**WHAT TO PRODUCE**.
Track down every line below that holds "лесном" and copy it.

**EXTRACTED DATA**.
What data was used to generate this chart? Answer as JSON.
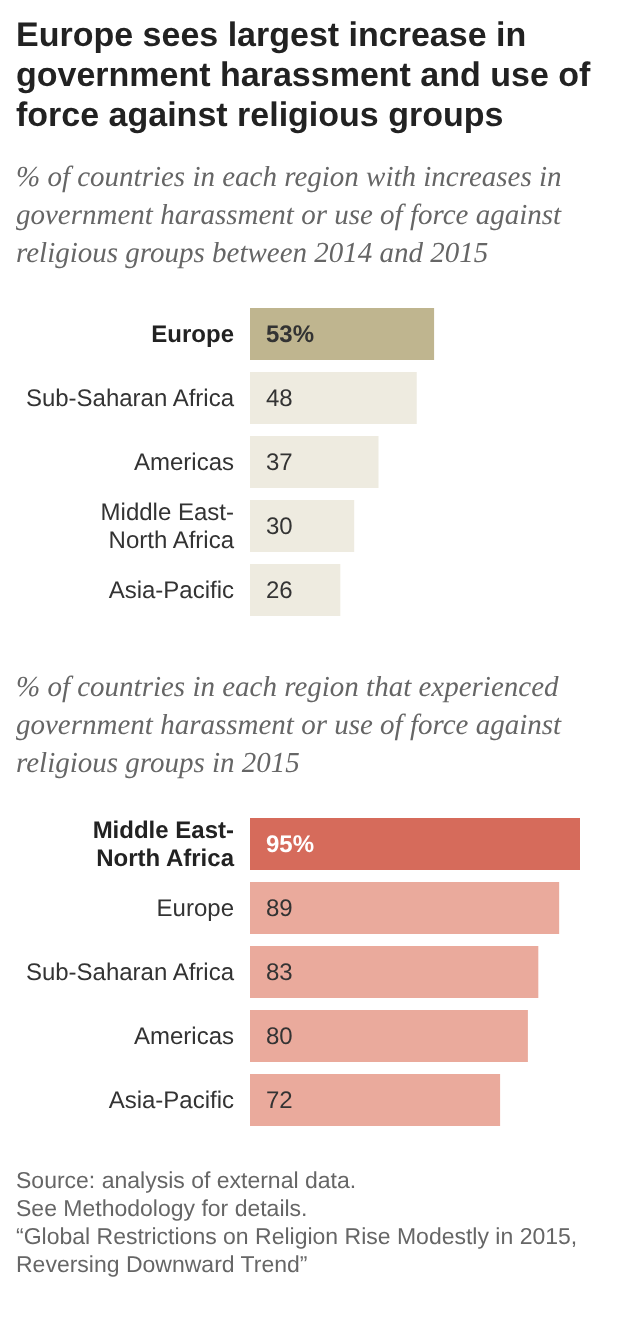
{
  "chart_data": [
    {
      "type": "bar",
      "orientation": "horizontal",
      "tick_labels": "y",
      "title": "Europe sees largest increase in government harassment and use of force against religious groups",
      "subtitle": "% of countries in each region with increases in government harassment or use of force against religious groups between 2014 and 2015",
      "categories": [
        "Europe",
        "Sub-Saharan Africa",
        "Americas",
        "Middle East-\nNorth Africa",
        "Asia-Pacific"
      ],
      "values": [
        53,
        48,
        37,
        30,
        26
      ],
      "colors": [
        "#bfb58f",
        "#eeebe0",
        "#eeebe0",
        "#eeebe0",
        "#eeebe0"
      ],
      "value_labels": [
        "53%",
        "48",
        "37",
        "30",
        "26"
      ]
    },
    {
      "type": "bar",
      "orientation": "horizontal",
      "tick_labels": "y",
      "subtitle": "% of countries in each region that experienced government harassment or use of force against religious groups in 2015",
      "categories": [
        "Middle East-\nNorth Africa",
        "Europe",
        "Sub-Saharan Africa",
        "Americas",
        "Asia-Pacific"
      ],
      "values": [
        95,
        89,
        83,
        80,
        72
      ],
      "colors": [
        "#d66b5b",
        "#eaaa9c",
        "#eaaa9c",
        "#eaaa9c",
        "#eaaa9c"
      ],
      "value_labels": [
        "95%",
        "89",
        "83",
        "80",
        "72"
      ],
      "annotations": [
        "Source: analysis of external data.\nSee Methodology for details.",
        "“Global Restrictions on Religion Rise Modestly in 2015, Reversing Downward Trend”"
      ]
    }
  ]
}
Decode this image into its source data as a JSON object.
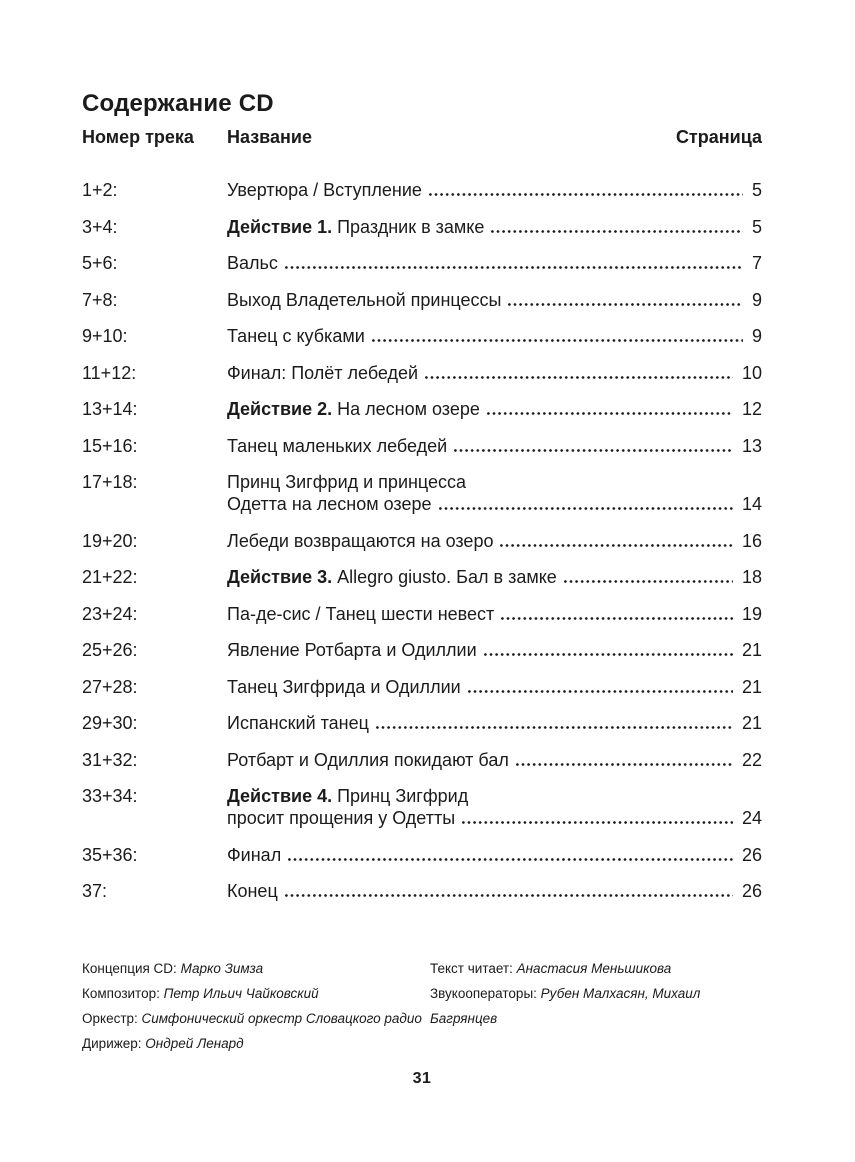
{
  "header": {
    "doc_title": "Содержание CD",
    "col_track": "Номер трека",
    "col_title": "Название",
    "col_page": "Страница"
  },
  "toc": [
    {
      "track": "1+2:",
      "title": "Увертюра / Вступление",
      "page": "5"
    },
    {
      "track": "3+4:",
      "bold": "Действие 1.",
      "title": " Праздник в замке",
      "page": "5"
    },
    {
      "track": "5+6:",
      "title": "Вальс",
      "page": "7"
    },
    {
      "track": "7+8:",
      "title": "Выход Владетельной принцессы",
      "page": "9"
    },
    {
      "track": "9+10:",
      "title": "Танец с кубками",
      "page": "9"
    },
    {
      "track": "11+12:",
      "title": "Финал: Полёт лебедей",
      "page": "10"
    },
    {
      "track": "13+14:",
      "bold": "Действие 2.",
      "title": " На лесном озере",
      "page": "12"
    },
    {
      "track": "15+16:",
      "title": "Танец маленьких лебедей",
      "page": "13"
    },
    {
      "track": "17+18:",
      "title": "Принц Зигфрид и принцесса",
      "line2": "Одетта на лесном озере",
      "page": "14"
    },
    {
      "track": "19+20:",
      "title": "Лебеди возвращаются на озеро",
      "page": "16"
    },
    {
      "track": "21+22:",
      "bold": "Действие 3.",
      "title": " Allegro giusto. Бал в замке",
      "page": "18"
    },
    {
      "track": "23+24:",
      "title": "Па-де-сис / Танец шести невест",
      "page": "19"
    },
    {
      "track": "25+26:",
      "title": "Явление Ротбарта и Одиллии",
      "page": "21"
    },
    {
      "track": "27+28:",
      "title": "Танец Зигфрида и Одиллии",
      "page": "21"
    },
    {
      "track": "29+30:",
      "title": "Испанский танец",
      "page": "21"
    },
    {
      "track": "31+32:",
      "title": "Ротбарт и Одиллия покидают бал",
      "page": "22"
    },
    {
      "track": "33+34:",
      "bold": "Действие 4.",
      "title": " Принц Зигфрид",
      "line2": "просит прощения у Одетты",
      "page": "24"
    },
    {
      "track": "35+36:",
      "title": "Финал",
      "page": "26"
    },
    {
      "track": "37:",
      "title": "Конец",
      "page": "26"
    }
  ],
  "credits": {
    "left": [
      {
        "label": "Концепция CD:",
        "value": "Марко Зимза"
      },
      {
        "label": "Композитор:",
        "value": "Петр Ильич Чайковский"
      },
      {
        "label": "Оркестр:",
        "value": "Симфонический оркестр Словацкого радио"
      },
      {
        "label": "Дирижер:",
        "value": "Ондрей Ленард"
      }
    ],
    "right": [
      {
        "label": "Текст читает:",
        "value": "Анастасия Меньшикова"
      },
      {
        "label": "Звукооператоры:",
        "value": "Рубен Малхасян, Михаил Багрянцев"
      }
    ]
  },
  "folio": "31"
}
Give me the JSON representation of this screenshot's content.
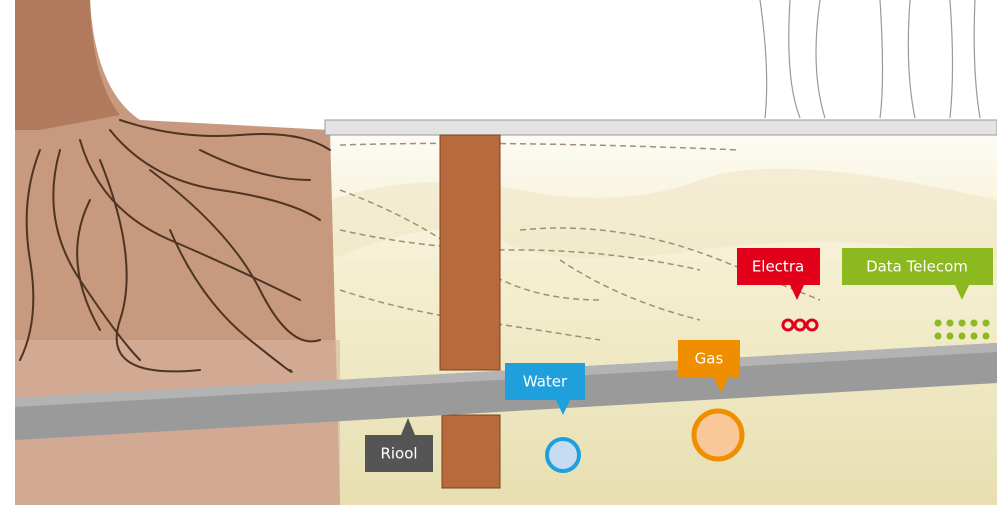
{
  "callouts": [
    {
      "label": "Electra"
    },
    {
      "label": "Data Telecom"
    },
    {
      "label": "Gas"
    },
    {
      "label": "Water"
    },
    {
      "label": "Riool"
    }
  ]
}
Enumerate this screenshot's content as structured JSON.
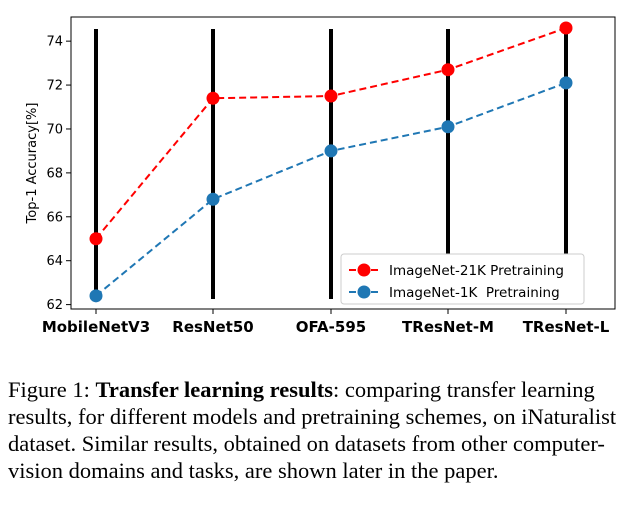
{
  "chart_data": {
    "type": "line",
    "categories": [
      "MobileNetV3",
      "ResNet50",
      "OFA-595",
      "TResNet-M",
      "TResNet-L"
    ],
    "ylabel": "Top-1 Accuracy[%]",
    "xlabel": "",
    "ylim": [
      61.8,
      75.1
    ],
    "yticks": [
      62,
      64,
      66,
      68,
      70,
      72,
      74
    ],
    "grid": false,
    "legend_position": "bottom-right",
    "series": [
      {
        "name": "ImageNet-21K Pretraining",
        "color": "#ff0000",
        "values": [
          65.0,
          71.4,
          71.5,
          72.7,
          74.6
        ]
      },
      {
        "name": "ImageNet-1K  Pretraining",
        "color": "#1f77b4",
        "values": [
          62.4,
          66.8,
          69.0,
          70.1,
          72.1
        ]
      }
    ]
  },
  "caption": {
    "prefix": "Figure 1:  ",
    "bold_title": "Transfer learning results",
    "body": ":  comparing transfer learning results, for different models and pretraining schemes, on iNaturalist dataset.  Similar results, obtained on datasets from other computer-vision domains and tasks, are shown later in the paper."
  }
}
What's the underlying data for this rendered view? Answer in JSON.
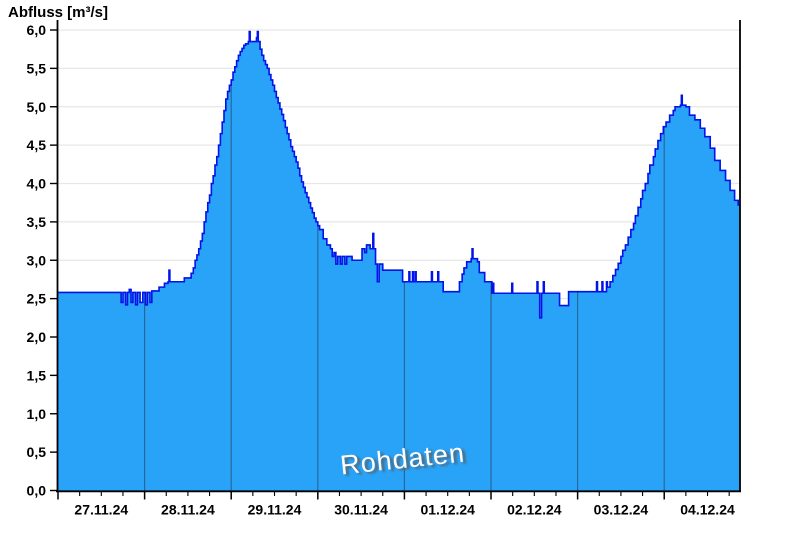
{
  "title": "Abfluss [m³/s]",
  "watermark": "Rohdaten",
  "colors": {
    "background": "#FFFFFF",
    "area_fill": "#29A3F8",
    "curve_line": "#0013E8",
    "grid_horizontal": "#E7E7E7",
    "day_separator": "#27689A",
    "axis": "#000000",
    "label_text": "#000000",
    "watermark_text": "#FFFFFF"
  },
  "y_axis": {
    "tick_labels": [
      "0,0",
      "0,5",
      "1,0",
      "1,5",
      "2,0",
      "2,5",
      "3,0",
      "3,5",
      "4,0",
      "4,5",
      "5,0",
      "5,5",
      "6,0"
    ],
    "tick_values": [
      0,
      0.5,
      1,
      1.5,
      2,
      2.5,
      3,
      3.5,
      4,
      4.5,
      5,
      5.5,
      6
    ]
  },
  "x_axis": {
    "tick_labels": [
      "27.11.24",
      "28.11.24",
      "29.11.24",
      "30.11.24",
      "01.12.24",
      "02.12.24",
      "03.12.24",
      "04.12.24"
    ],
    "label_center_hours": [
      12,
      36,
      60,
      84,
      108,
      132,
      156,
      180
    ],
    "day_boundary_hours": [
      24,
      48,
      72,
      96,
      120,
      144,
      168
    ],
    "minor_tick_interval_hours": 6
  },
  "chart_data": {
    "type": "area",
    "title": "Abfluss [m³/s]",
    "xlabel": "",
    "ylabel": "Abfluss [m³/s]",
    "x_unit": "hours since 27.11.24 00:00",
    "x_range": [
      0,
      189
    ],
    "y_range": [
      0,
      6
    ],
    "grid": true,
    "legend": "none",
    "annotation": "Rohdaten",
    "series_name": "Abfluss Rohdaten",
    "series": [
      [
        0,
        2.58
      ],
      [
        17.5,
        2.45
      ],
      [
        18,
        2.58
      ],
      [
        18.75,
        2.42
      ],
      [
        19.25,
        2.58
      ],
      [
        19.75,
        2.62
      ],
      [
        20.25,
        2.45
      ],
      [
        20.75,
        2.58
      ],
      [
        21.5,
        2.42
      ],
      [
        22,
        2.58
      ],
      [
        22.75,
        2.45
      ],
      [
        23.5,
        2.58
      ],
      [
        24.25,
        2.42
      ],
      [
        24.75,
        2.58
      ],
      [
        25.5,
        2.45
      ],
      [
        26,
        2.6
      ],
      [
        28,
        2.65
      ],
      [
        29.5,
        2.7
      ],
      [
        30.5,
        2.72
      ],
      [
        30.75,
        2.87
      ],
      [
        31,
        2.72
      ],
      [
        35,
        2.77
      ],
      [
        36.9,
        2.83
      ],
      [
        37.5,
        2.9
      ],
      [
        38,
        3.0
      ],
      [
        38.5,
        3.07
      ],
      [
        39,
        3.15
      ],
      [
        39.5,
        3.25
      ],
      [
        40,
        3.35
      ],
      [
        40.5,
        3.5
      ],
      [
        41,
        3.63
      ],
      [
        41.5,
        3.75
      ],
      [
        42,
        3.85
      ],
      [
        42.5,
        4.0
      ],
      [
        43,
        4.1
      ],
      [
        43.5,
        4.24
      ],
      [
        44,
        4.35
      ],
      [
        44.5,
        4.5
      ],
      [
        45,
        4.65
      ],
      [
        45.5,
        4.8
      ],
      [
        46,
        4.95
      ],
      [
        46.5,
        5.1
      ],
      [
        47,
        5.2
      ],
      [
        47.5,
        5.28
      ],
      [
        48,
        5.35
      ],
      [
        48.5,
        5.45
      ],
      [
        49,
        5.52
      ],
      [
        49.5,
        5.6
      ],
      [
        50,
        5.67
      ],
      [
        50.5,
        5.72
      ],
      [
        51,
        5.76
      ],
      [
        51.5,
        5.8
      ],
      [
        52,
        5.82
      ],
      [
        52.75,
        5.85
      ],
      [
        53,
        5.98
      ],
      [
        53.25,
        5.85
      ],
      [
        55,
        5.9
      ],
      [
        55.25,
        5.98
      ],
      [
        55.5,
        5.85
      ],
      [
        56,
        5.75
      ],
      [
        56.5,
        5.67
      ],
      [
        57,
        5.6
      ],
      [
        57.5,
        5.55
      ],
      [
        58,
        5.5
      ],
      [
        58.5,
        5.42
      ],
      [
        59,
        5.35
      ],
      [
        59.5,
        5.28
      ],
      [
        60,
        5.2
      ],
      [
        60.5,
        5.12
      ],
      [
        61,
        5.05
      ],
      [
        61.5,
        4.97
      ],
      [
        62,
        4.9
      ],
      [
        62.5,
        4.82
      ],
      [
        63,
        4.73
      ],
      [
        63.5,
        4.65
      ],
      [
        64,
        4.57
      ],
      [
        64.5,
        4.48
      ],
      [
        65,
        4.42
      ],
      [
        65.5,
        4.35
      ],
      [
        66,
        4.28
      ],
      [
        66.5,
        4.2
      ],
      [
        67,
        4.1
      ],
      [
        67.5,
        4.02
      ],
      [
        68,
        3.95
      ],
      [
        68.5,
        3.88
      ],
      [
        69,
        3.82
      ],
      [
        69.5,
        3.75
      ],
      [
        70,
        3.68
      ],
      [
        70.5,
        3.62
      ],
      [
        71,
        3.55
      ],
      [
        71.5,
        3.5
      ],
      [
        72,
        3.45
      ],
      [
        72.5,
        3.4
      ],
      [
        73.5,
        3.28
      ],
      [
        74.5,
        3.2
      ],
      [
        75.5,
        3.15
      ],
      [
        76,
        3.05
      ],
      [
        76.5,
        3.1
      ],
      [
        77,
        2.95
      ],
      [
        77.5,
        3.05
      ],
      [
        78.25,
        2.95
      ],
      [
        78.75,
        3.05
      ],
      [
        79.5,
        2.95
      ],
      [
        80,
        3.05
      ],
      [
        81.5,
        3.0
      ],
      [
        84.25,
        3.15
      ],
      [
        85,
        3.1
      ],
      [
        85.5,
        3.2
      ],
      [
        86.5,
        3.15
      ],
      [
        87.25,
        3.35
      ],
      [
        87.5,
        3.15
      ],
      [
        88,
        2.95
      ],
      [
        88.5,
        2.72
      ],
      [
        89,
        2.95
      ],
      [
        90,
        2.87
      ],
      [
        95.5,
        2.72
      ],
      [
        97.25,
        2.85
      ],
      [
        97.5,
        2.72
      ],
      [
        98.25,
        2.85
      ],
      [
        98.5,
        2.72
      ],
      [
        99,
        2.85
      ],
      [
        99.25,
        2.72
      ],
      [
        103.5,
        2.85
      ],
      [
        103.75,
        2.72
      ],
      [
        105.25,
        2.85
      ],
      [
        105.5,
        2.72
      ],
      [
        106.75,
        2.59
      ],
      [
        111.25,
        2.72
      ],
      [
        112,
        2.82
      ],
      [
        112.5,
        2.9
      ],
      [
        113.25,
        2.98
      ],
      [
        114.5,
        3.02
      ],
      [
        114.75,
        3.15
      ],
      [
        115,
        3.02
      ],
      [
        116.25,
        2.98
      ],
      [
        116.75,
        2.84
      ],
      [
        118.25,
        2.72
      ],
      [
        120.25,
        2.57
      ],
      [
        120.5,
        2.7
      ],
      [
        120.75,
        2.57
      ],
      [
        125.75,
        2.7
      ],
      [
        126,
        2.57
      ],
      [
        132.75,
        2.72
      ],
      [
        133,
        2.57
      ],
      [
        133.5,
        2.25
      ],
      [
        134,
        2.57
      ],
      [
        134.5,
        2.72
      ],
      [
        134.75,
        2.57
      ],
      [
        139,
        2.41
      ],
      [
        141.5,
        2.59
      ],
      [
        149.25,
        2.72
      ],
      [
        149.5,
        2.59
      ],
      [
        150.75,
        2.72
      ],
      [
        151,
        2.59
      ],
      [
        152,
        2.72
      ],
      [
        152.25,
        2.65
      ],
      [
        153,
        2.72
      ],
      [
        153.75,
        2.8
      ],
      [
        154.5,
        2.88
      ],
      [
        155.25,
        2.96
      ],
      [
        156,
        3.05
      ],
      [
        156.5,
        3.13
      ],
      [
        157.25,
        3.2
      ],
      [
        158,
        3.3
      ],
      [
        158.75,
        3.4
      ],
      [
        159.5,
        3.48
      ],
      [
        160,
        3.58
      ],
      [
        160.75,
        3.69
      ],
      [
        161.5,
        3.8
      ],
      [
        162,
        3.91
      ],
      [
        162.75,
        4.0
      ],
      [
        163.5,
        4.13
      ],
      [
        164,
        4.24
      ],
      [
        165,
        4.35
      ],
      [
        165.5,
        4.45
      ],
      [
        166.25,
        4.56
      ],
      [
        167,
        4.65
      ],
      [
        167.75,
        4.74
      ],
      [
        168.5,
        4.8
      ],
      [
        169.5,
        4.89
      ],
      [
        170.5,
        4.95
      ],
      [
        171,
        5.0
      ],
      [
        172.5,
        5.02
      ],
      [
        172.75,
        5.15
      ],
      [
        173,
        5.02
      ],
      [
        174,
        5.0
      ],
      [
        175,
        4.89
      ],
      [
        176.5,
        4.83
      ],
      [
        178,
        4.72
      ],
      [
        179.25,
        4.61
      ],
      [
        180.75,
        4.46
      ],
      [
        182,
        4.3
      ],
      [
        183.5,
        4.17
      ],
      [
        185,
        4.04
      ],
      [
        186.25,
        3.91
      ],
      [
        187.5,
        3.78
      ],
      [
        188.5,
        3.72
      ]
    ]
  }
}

**WRITTEN ANSWER**.
      "title": " На лесном озере",
      "line2": "Одетта на лесном озере",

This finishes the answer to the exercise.